_Input for this task_
────────────────────

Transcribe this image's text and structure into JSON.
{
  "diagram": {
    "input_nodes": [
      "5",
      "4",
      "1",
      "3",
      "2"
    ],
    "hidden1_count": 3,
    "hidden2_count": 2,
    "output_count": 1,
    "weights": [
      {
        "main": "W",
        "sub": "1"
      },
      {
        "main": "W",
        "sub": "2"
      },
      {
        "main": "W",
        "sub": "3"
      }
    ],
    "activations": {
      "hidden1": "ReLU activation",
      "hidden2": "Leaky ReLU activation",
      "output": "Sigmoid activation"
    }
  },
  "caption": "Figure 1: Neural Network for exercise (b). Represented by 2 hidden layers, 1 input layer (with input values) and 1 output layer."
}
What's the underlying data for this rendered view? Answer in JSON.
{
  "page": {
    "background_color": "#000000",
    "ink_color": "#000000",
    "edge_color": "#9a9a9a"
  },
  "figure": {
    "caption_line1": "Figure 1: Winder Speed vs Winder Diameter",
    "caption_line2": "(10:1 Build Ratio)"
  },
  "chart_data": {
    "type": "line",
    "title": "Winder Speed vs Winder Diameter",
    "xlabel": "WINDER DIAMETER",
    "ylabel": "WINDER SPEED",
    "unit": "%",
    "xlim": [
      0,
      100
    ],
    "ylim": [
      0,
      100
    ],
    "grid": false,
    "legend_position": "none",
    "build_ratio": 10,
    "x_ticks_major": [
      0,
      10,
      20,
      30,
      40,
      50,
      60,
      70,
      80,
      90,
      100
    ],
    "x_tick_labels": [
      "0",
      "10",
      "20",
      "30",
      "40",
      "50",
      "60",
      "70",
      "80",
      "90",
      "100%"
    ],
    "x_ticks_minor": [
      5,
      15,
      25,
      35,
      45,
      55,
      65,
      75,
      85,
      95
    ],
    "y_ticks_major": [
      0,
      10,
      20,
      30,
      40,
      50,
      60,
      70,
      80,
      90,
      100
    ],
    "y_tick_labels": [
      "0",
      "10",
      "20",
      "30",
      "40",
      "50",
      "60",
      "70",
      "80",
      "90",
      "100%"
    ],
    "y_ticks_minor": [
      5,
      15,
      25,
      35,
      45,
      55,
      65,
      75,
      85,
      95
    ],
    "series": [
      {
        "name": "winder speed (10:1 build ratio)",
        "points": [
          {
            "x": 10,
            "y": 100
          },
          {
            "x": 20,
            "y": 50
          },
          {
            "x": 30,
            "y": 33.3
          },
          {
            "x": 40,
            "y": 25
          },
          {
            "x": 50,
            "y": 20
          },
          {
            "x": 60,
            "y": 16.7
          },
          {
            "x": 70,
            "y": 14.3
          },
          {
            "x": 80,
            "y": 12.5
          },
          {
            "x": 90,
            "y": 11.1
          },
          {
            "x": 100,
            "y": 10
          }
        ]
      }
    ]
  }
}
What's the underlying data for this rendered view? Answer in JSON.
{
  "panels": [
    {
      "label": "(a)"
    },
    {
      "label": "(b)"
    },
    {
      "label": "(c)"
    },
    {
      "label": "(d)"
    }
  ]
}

────────────────────

_Exercise prompt_
Recopy the entries above exactly, with every line included.

_Solution to this exercise_
Transcribe this image's text and structure into JSON.
{
  "diagram": {
    "input_nodes": [
      "5",
      "4",
      "1",
      "3",
      "2"
    ],
    "hidden1_count": 3,
    "hidden2_count": 2,
    "output_count": 1,
    "weights": [
      {
        "main": "W",
        "sub": "1"
      },
      {
        "main": "W",
        "sub": "2"
      },
      {
        "main": "W",
        "sub": "3"
      }
    ],
    "activations": {
      "hidden1": "ReLU activation",
      "hidden2": "Leaky ReLU activation",
      "output": "Sigmoid activation"
    }
  },
  "caption": "Figure 1: Neural Network for exercise (b). Represented by 2 hidden layers, 1 input layer (with input values) and 1 output layer."
}
What's the underlying data for this rendered view? Answer in JSON.
{
  "page": {
    "background_color": "#000000",
    "ink_color": "#000000",
    "edge_color": "#9a9a9a"
  },
  "figure": {
    "caption_line1": "Figure 1: Winder Speed vs Winder Diameter",
    "caption_line2": "(10:1 Build Ratio)"
  },
  "chart_data": {
    "type": "line",
    "title": "Winder Speed vs Winder Diameter",
    "xlabel": "WINDER DIAMETER",
    "ylabel": "WINDER SPEED",
    "unit": "%",
    "xlim": [
      0,
      100
    ],
    "ylim": [
      0,
      100
    ],
    "grid": false,
    "legend_position": "none",
    "build_ratio": 10,
    "x_ticks_major": [
      0,
      10,
      20,
      30,
      40,
      50,
      60,
      70,
      80,
      90,
      100
    ],
    "x_tick_labels": [
      "0",
      "10",
      "20",
      "30",
      "40",
      "50",
      "60",
      "70",
      "80",
      "90",
      "100%"
    ],
    "x_ticks_minor": [
      5,
      15,
      25,
      35,
      45,
      55,
      65,
      75,
      85,
      95
    ],
    "y_ticks_major": [
      0,
      10,
      20,
      30,
      40,
      50,
      60,
      70,
      80,
      90,
      100
    ],
    "y_tick_labels": [
      "0",
      "10",
      "20",
      "30",
      "40",
      "50",
      "60",
      "70",
      "80",
      "90",
      "100%"
    ],
    "y_ticks_minor": [
      5,
      15,
      25,
      35,
      45,
      55,
      65,
      75,
      85,
      95
    ],
    "series": [
      {
        "name": "winder speed (10:1 build ratio)",
        "points": [
          {
            "x": 10,
            "y": 100
          },
          {
            "x": 20,
            "y": 50
          },
          {
            "x": 30,
            "y": 33.3
          },
          {
            "x": 40,
            "y": 25
          },
          {
            "x": 50,
            "y": 20
          },
          {
            "x": 60,
            "y": 16.7
          },
          {
            "x": 70,
            "y": 14.3
          },
          {
            "x": 80,
            "y": 12.5
          },
          {
            "x": 90,
            "y": 11.1
          },
          {
            "x": 100,
            "y": 10
          }
        ]
      }
    ]
  }
}
What's the underlying data for this rendered view? Answer in JSON.
{
  "panels": [
    {
      "label": "(a)"
    },
    {
      "label": "(b)"
    },
    {
      "label": "(c)"
    },
    {
      "label": "(d)"
    }
  ]
}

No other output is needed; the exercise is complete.